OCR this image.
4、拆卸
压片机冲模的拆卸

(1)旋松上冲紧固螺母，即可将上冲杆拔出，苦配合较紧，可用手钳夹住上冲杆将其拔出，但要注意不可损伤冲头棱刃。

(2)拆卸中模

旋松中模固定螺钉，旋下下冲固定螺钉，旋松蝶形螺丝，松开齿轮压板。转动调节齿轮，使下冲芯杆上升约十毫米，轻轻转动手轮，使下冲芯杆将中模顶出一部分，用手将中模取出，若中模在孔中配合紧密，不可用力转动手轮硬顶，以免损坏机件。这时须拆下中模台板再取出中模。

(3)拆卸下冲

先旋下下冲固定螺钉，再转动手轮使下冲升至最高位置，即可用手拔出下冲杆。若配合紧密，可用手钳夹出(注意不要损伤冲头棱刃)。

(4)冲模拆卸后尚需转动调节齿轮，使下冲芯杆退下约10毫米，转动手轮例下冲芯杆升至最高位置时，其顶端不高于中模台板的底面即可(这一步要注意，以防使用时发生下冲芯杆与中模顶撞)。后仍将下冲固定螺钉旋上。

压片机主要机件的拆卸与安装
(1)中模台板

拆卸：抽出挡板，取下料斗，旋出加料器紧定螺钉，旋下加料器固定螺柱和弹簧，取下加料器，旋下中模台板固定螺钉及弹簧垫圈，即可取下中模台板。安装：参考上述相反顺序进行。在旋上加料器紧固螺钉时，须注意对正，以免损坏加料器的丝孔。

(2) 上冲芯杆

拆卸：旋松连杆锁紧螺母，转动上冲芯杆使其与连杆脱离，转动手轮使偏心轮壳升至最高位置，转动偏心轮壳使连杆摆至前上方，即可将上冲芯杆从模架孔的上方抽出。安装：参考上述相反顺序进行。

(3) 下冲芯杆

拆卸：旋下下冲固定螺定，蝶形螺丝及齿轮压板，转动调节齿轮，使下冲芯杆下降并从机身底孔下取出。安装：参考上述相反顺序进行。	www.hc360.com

• [SET PROBLEM]:
Please set down the whole listing above without altering a single line.

• [ANSWER FOR THIS EXERCISE]:
OCR this image.
4、拆卸
压片机冲模的拆卸

(1)旋松上冲紧固螺母，即可将上冲杆拔出，苦配合较紧，可用手钳夹住上冲杆将其拔出，但要注意不可损伤冲头棱刃。

(2)拆卸中模

旋松中模固定螺钉，旋下下冲固定螺钉，旋松蝶形螺丝，松开齿轮压板。转动调节齿轮，使下冲芯杆上升约十毫米，轻轻转动手轮，使下冲芯杆将中模顶出一部分，用手将中模取出，若中模在孔中配合紧密，不可用力转动手轮硬顶，以免损坏机件。这时须拆下中模台板再取出中模。

(3)拆卸下冲

先旋下下冲固定螺钉，再转动手轮使下冲升至最高位置，即可用手拔出下冲杆。若配合紧密，可用手钳夹出(注意不要损伤冲头棱刃)。

(4)冲模拆卸后尚需转动调节齿轮，使下冲芯杆退下约10毫米，转动手轮例下冲芯杆升至最高位置时，其顶端不高于中模台板的底面即可(这一步要注意，以防使用时发生下冲芯杆与中模顶撞)。后仍将下冲固定螺钉旋上。

压片机主要机件的拆卸与安装
(1)中模台板

拆卸：抽出挡板，取下料斗，旋出加料器紧定螺钉，旋下加料器固定螺柱和弹簧，取下加料器，旋下中模台板固定螺钉及弹簧垫圈，即可取下中模台板。安装：参考上述相反顺序进行。在旋上加料器紧固螺钉时，须注意对正，以免损坏加料器的丝孔。

(2) 上冲芯杆

拆卸：旋松连杆锁紧螺母，转动上冲芯杆使其与连杆脱离，转动手轮使偏心轮壳升至最高位置，转动偏心轮壳使连杆摆至前上方，即可将上冲芯杆从模架孔的上方抽出。安装：参考上述相反顺序进行。

(3) 下冲芯杆

拆卸：旋下下冲固定螺定，蝶形螺丝及齿轮压板，转动调节齿轮，使下冲芯杆下降并从机身底孔下取出。安装：参考上述相反顺序进行。	www.hc360.com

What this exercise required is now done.